■ **TASK INSTRUCTIONS**: Can you give all the records again without altering a single character?

■ **Collected data**:
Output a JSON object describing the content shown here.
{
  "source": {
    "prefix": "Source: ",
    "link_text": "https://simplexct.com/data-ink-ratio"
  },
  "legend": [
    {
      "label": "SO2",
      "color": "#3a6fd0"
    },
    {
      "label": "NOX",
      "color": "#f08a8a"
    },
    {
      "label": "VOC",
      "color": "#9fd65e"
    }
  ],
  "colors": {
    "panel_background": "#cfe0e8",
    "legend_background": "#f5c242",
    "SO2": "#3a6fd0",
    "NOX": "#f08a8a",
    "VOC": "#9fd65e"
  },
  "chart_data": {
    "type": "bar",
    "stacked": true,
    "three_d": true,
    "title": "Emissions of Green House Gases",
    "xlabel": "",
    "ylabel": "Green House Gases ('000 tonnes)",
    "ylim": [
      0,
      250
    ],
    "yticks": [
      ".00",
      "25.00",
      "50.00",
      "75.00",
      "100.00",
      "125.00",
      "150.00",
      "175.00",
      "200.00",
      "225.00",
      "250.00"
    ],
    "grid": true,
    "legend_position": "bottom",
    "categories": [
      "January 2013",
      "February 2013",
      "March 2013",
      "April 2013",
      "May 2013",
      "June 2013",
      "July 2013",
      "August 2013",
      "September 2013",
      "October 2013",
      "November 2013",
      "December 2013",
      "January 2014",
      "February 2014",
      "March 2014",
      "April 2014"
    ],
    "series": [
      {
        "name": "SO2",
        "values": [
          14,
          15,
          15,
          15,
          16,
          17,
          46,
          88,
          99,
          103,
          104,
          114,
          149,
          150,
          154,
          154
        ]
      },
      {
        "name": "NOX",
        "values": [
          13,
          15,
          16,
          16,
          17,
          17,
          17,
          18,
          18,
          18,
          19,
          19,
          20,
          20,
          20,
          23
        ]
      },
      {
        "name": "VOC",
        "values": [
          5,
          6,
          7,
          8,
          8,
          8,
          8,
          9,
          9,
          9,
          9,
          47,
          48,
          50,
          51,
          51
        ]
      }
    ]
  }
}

■ **COMPLETE OUTPUT**:
Output a JSON object describing the content shown here.
{
  "source": {
    "prefix": "Source: ",
    "link_text": "https://simplexct.com/data-ink-ratio"
  },
  "legend": [
    {
      "label": "SO2",
      "color": "#3a6fd0"
    },
    {
      "label": "NOX",
      "color": "#f08a8a"
    },
    {
      "label": "VOC",
      "color": "#9fd65e"
    }
  ],
  "colors": {
    "panel_background": "#cfe0e8",
    "legend_background": "#f5c242",
    "SO2": "#3a6fd0",
    "NOX": "#f08a8a",
    "VOC": "#9fd65e"
  },
  "chart_data": {
    "type": "bar",
    "stacked": true,
    "three_d": true,
    "title": "Emissions of Green House Gases",
    "xlabel": "",
    "ylabel": "Green House Gases ('000 tonnes)",
    "ylim": [
      0,
      250
    ],
    "yticks": [
      ".00",
      "25.00",
      "50.00",
      "75.00",
      "100.00",
      "125.00",
      "150.00",
      "175.00",
      "200.00",
      "225.00",
      "250.00"
    ],
    "grid": true,
    "legend_position": "bottom",
    "categories": [
      "January 2013",
      "February 2013",
      "March 2013",
      "April 2013",
      "May 2013",
      "June 2013",
      "July 2013",
      "August 2013",
      "September 2013",
      "October 2013",
      "November 2013",
      "December 2013",
      "January 2014",
      "February 2014",
      "March 2014",
      "April 2014"
    ],
    "series": [
      {
        "name": "SO2",
        "values": [
          14,
          15,
          15,
          15,
          16,
          17,
          46,
          88,
          99,
          103,
          104,
          114,
          149,
          150,
          154,
          154
        ]
      },
      {
        "name": "NOX",
        "values": [
          13,
          15,
          16,
          16,
          17,
          17,
          17,
          18,
          18,
          18,
          19,
          19,
          20,
          20,
          20,
          23
        ]
      },
      {
        "name": "VOC",
        "values": [
          5,
          6,
          7,
          8,
          8,
          8,
          8,
          9,
          9,
          9,
          9,
          47,
          48,
          50,
          51,
          51
        ]
      }
    ]
  }
}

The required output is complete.